═════ Excerpted records ═════
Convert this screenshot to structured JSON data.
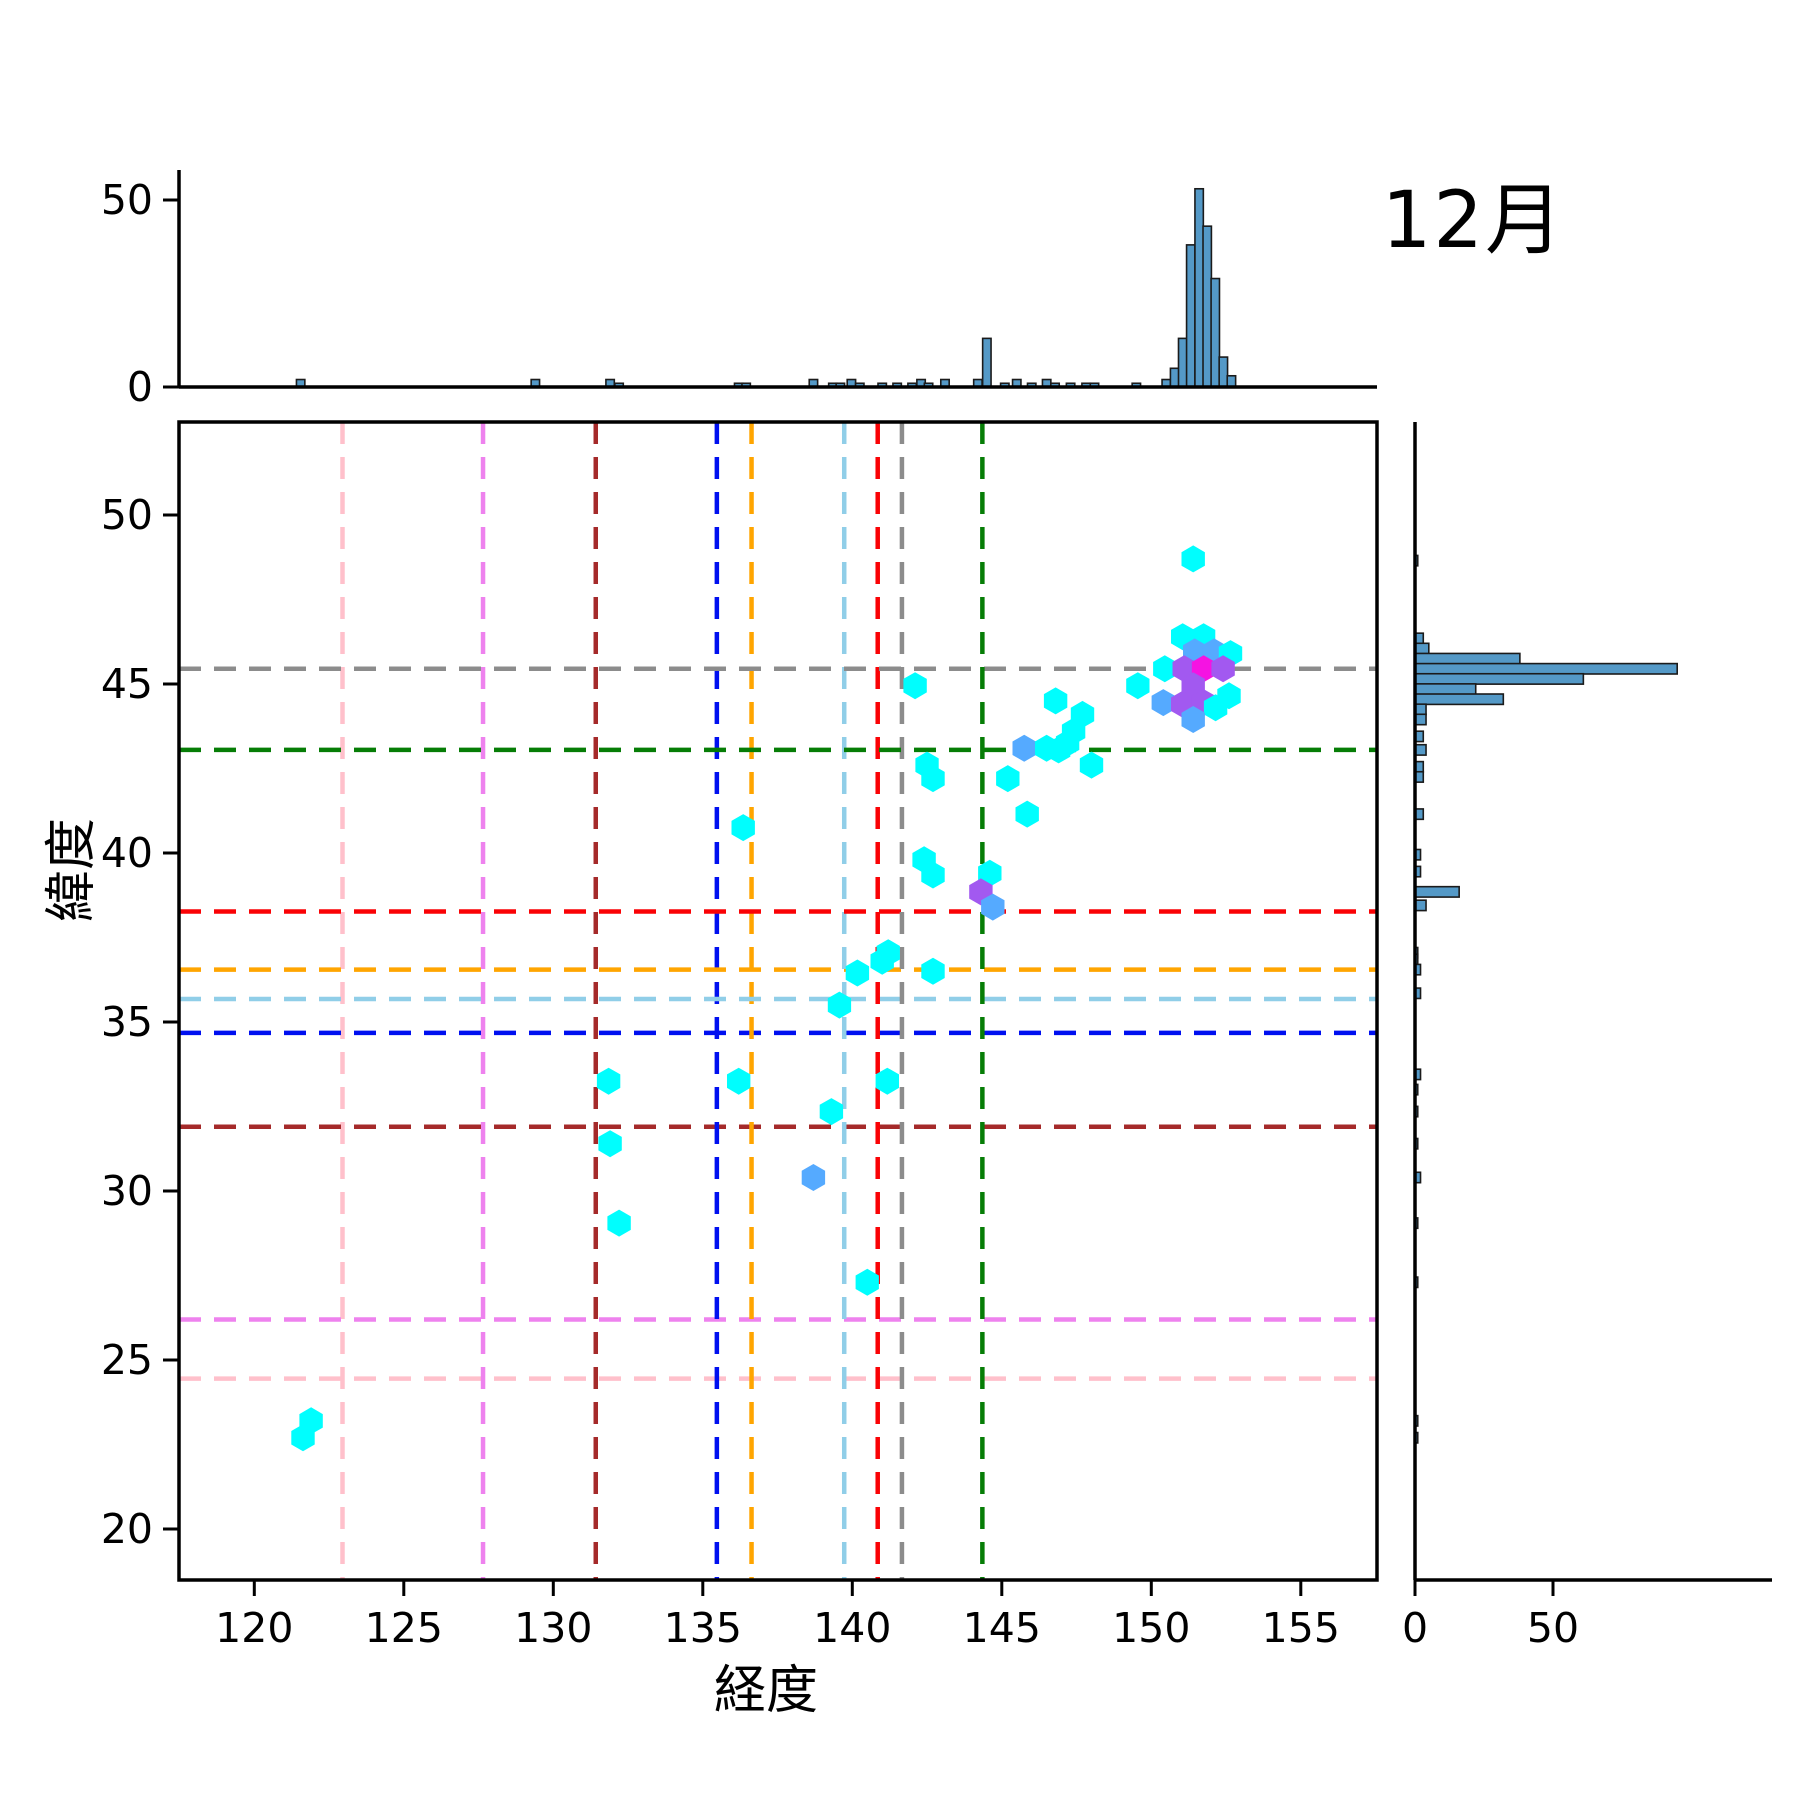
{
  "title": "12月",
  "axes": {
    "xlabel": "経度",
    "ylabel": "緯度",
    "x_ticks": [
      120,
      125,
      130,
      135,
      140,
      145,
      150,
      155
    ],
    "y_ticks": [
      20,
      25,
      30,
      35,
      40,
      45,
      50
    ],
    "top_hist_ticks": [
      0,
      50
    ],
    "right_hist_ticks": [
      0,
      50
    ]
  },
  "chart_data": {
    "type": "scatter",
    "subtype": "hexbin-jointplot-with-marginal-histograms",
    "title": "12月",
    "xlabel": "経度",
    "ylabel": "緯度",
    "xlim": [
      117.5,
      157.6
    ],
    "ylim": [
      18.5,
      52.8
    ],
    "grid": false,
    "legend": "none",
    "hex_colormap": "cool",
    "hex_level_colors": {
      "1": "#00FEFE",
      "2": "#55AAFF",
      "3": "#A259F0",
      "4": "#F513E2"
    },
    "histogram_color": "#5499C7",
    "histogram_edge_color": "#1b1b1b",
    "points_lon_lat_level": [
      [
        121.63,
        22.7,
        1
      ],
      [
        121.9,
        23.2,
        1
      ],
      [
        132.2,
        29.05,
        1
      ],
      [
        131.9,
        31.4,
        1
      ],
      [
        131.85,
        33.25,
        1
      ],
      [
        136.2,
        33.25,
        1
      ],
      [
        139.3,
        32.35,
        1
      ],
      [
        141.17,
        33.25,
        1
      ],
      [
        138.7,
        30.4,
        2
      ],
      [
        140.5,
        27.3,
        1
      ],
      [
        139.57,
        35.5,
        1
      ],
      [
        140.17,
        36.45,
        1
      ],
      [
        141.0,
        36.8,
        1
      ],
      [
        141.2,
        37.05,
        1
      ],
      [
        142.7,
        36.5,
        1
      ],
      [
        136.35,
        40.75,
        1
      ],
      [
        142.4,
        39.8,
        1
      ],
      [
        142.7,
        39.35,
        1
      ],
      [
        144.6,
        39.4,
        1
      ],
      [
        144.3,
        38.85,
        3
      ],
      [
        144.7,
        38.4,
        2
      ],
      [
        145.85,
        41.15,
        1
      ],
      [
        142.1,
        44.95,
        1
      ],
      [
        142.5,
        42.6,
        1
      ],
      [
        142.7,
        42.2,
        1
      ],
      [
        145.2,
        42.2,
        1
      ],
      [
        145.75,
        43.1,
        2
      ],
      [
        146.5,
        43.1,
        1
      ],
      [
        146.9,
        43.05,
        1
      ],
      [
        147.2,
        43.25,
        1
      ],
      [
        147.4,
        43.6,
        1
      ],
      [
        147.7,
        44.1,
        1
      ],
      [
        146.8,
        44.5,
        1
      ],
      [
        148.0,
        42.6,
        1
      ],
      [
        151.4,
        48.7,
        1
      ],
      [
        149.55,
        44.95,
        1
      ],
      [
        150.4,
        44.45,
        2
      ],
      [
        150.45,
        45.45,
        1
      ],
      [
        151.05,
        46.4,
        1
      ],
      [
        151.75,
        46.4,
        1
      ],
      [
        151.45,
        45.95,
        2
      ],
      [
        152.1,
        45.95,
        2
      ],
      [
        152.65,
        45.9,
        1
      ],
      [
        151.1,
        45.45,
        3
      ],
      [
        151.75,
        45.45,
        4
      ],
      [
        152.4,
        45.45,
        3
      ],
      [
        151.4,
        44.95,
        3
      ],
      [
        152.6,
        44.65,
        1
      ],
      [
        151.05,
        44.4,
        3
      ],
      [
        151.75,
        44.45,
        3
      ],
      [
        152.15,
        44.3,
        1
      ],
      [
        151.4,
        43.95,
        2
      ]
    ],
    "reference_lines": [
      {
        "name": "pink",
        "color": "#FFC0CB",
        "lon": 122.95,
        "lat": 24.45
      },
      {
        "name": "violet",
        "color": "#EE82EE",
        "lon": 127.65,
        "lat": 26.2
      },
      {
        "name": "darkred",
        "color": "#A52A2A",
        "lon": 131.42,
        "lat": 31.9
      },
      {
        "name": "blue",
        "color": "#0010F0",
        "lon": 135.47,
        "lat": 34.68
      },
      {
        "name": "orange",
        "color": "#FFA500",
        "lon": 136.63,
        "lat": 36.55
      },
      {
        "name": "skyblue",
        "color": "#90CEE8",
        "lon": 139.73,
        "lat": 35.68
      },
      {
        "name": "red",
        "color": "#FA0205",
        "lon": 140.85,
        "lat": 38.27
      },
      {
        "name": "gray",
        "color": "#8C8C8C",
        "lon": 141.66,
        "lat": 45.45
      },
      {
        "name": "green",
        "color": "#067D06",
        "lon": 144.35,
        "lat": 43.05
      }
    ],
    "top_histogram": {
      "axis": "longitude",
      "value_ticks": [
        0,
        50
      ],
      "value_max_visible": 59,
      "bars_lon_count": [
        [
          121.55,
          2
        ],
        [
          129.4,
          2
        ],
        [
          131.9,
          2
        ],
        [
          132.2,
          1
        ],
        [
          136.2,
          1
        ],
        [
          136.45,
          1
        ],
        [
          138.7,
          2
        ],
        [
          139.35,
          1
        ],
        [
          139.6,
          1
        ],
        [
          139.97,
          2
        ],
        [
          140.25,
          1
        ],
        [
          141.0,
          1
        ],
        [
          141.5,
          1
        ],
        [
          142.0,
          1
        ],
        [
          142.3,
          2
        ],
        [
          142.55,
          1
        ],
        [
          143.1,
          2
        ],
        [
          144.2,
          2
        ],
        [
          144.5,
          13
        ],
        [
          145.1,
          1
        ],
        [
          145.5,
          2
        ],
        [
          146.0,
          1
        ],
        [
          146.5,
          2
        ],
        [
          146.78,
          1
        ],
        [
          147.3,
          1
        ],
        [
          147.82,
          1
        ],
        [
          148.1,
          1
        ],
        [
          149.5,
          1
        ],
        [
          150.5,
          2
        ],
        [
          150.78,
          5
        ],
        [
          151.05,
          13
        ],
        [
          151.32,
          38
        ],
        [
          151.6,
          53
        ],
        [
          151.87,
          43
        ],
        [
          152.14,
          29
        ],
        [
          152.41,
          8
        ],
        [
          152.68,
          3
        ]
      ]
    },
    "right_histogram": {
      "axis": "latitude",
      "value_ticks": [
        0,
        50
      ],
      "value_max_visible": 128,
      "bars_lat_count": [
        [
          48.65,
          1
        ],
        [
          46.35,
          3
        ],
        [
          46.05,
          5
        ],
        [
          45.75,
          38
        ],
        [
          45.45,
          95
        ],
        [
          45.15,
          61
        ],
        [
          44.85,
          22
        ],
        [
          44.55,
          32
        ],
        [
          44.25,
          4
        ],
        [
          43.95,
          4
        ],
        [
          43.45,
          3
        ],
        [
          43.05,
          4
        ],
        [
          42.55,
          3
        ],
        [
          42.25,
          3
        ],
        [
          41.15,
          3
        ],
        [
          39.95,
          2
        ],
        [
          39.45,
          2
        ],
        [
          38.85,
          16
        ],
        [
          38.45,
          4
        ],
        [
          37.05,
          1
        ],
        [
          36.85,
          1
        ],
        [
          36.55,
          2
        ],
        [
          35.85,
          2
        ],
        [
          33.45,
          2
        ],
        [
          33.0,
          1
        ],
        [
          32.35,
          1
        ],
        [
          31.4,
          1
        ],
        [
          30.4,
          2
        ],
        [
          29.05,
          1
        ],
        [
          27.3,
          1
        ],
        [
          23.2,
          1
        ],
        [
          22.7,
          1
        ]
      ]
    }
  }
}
═════
*Problem to work on*. Locate each line with the word "name" and copy it.

*Finished task*.
        "name": "pink",
        "name": "violet",
        "name": "darkred",
        "name": "blue",
        "name": "orange",
        "name": "skyblue",
        "name": "red",
        "name": "gray",
        "name": "green",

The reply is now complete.